### TASK DATA ###

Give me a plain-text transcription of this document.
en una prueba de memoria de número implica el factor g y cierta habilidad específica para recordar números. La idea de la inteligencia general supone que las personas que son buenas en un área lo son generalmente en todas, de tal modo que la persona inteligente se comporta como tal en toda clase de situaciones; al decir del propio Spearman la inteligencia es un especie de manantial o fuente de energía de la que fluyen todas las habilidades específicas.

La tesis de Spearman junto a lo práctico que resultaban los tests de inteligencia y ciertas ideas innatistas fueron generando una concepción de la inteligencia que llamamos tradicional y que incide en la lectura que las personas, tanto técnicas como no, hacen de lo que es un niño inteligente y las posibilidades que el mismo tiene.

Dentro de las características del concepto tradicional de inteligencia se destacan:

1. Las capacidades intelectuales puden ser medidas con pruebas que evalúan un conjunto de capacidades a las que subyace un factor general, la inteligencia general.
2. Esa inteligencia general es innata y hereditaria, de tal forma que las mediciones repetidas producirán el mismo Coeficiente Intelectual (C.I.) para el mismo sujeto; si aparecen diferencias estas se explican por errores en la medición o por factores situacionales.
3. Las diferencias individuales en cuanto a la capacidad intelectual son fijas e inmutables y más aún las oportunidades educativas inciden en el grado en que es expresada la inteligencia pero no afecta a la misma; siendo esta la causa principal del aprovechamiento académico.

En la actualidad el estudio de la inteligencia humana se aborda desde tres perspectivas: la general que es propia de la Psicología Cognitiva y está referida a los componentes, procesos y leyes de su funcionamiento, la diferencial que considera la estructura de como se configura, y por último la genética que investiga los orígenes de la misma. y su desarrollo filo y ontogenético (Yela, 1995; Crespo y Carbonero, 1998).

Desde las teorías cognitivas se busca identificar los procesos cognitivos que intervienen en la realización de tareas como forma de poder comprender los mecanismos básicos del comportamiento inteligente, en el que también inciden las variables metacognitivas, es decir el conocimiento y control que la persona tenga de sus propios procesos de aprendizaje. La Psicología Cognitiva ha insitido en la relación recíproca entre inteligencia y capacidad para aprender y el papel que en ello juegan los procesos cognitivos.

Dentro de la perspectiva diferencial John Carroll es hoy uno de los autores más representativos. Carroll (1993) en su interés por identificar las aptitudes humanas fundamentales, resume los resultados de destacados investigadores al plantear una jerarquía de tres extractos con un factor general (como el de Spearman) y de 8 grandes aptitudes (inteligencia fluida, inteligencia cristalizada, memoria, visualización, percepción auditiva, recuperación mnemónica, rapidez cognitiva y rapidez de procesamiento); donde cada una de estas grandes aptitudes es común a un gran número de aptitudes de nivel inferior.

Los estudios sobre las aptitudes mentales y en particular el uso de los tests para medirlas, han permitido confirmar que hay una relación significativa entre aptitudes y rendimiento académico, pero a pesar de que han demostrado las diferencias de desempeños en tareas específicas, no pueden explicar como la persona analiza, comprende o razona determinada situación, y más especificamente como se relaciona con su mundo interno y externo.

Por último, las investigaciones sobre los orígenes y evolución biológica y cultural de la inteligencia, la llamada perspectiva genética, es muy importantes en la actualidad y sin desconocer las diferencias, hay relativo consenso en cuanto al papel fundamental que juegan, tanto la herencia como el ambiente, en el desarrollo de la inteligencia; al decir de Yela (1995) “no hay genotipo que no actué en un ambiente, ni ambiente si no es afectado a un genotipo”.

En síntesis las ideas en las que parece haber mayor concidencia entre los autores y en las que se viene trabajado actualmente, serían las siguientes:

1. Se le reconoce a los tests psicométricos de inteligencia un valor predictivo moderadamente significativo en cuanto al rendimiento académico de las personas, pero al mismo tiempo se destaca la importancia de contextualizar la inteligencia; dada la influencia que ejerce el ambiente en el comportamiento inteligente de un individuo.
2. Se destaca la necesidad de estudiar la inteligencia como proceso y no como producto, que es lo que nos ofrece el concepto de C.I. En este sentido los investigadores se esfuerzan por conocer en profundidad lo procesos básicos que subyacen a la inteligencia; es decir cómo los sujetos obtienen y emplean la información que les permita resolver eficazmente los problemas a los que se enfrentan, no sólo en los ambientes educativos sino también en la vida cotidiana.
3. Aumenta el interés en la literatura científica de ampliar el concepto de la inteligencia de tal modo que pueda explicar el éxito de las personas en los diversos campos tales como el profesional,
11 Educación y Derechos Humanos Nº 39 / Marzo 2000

###

> INSTRUCTIONS FOR THE TASK
For this exercise, set down the entire listing above exactly as given.

> RESULT OF THIS EXERCISE
Give me a plain-text transcription of this document.
en una prueba de memoria de número implica el factor g y cierta habilidad específica para recordar números. La idea de la inteligencia general supone que las personas que son buenas en un área lo son generalmente en todas, de tal modo que la persona inteligente se comporta como tal en toda clase de situaciones; al decir del propio Spearman la inteligencia es un especie de manantial o fuente de energía de la que fluyen todas las habilidades específicas.

La tesis de Spearman junto a lo práctico que resultaban los tests de inteligencia y ciertas ideas innatistas fueron generando una concepción de la inteligencia que llamamos tradicional y que incide en la lectura que las personas, tanto técnicas como no, hacen de lo que es un niño inteligente y las posibilidades que el mismo tiene.

Dentro de las características del concepto tradicional de inteligencia se destacan:

1. Las capacidades intelectuales puden ser medidas con pruebas que evalúan un conjunto de capacidades a las que subyace un factor general, la inteligencia general.
2. Esa inteligencia general es innata y hereditaria, de tal forma que las mediciones repetidas producirán el mismo Coeficiente Intelectual (C.I.) para el mismo sujeto; si aparecen diferencias estas se explican por errores en la medición o por factores situacionales.
3. Las diferencias individuales en cuanto a la capacidad intelectual son fijas e inmutables y más aún las oportunidades educativas inciden en el grado en que es expresada la inteligencia pero no afecta a la misma; siendo esta la causa principal del aprovechamiento académico.

En la actualidad el estudio de la inteligencia humana se aborda desde tres perspectivas: la general que es propia de la Psicología Cognitiva y está referida a los componentes, procesos y leyes de su funcionamiento, la diferencial que considera la estructura de como se configura, y por último la genética que investiga los orígenes de la misma. y su desarrollo filo y ontogenético (Yela, 1995; Crespo y Carbonero, 1998).

Desde las teorías cognitivas se busca identificar los procesos cognitivos que intervienen en la realización de tareas como forma de poder comprender los mecanismos básicos del comportamiento inteligente, en el que también inciden las variables metacognitivas, es decir el conocimiento y control que la persona tenga de sus propios procesos de aprendizaje. La Psicología Cognitiva ha insitido en la relación recíproca entre inteligencia y capacidad para aprender y el papel que en ello juegan los procesos cognitivos.

Dentro de la perspectiva diferencial John Carroll es hoy uno de los autores más representativos. Carroll (1993) en su interés por identificar las aptitudes humanas fundamentales, resume los resultados de destacados investigadores al plantear una jerarquía de tres extractos con un factor general (como el de Spearman) y de 8 grandes aptitudes (inteligencia fluida, inteligencia cristalizada, memoria, visualización, percepción auditiva, recuperación mnemónica, rapidez cognitiva y rapidez de procesamiento); donde cada una de estas grandes aptitudes es común a un gran número de aptitudes de nivel inferior.

Los estudios sobre las aptitudes mentales y en particular el uso de los tests para medirlas, han permitido confirmar que hay una relación significativa entre aptitudes y rendimiento académico, pero a pesar de que han demostrado las diferencias de desempeños en tareas específicas, no pueden explicar como la persona analiza, comprende o razona determinada situación, y más especificamente como se relaciona con su mundo interno y externo.

Por último, las investigaciones sobre los orígenes y evolución biológica y cultural de la inteligencia, la llamada perspectiva genética, es muy importantes en la actualidad y sin desconocer las diferencias, hay relativo consenso en cuanto al papel fundamental que juegan, tanto la herencia como el ambiente, en el desarrollo de la inteligencia; al decir de Yela (1995) “no hay genotipo que no actué en un ambiente, ni ambiente si no es afectado a un genotipo”.

En síntesis las ideas en las que parece haber mayor concidencia entre los autores y en las que se viene trabajado actualmente, serían las siguientes:

1. Se le reconoce a los tests psicométricos de inteligencia un valor predictivo moderadamente significativo en cuanto al rendimiento académico de las personas, pero al mismo tiempo se destaca la importancia de contextualizar la inteligencia; dada la influencia que ejerce el ambiente en el comportamiento inteligente de un individuo.
2. Se destaca la necesidad de estudiar la inteligencia como proceso y no como producto, que es lo que nos ofrece el concepto de C.I. En este sentido los investigadores se esfuerzan por conocer en profundidad lo procesos básicos que subyacen a la inteligencia; es decir cómo los sujetos obtienen y emplean la información que les permita resolver eficazmente los problemas a los que se enfrentan, no sólo en los ambientes educativos sino también en la vida cotidiana.
3. Aumenta el interés en la literatura científica de ampliar el concepto de la inteligencia de tal modo que pueda explicar el éxito de las personas en los diversos campos tales como el profesional,
11 Educación y Derechos Humanos Nº 39 / Marzo 2000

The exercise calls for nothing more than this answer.